● DO THIS: Count the lines in the records below that contain the word "переменная", and reply with only that number.

● INFORMATION SHOWN:

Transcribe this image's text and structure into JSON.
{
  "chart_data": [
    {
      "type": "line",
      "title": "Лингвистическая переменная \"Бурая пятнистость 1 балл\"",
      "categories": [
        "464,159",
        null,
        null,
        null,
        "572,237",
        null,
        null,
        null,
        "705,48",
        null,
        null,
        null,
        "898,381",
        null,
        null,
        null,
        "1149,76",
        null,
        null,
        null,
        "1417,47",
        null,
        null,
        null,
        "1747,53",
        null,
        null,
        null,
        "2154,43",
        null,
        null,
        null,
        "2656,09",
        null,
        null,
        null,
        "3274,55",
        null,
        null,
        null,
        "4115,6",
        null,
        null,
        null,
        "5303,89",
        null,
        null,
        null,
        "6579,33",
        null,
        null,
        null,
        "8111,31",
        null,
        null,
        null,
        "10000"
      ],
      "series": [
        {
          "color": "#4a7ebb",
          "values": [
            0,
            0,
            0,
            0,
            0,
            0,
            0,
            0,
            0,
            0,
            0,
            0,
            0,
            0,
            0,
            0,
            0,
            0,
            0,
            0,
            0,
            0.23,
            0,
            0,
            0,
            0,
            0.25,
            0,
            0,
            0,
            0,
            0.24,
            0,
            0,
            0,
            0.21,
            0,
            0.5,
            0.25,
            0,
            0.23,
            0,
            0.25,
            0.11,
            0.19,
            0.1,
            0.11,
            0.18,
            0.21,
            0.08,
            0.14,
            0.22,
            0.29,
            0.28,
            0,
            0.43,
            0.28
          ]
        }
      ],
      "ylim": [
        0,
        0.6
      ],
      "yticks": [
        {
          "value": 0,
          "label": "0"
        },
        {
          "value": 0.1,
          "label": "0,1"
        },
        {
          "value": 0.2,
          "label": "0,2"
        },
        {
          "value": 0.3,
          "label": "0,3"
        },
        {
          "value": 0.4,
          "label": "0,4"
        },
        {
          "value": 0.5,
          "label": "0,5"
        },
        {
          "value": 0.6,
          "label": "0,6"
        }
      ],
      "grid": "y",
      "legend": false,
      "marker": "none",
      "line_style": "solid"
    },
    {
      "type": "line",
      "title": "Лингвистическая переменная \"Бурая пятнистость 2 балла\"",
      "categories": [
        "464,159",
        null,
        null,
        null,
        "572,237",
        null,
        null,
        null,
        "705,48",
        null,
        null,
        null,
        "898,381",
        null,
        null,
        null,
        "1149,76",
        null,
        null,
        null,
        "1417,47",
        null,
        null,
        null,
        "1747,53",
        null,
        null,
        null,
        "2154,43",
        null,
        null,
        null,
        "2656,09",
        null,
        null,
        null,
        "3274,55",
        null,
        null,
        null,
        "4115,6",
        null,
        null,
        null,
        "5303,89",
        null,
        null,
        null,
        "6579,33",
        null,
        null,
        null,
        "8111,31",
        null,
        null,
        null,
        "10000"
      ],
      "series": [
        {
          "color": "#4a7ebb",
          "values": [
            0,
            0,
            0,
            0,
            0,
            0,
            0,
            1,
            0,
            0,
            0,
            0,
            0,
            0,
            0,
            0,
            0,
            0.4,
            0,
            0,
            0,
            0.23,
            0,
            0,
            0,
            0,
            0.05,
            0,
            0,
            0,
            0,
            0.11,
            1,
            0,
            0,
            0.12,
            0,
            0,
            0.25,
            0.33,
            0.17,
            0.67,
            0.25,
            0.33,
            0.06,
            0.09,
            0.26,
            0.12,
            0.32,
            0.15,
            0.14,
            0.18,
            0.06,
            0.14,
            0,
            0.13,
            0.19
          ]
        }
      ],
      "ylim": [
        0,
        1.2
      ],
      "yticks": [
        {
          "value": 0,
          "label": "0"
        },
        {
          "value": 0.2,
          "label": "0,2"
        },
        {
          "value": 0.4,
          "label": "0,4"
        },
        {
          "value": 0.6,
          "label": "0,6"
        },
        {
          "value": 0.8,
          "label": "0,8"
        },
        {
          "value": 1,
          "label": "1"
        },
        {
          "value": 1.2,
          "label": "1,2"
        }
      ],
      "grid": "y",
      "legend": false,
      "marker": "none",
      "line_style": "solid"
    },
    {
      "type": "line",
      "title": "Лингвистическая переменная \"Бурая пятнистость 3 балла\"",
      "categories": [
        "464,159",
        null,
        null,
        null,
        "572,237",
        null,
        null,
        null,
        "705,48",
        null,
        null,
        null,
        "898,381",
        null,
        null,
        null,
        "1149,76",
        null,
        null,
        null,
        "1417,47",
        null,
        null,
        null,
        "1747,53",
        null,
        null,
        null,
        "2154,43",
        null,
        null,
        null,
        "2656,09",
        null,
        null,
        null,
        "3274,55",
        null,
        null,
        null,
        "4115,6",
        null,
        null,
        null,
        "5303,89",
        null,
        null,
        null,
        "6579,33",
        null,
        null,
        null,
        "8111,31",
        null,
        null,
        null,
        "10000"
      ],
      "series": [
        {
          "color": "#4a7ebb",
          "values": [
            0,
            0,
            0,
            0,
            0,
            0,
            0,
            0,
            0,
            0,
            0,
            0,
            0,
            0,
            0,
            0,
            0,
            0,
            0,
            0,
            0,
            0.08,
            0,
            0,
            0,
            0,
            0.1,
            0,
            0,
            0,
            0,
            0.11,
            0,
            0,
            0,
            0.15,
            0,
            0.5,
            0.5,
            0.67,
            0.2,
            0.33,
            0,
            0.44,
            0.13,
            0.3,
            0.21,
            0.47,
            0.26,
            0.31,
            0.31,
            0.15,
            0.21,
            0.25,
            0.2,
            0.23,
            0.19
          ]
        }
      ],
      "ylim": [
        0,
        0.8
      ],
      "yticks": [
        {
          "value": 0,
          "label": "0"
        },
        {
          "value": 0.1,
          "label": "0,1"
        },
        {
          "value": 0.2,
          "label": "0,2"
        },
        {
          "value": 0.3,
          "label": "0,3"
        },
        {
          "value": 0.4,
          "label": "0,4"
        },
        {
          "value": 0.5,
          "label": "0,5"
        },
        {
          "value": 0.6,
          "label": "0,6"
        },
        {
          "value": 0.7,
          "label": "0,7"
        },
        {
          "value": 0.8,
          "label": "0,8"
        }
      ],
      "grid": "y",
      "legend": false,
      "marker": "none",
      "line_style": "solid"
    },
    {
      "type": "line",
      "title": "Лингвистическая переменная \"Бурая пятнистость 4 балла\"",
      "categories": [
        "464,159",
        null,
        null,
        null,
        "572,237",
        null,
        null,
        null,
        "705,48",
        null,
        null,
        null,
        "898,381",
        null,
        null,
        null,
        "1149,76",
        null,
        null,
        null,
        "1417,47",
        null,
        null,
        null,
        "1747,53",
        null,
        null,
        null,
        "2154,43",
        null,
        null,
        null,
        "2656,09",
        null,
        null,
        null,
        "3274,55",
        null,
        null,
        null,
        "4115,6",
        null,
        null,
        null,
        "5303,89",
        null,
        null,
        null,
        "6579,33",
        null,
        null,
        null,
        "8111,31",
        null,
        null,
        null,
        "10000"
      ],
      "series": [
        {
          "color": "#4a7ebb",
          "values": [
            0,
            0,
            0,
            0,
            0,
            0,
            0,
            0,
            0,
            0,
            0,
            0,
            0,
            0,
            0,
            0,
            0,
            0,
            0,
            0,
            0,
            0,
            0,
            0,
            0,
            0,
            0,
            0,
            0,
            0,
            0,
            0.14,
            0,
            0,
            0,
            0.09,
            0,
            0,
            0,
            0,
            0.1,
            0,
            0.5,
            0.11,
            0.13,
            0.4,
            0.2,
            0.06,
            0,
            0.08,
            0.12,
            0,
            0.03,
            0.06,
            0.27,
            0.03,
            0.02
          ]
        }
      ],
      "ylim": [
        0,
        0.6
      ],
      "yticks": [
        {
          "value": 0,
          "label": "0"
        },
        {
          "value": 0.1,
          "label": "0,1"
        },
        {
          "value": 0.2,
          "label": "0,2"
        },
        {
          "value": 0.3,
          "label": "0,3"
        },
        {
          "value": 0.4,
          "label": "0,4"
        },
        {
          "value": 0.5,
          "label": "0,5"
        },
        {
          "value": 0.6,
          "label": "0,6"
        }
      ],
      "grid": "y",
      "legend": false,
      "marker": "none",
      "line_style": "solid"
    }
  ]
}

● REPLY TO THE TASK: 4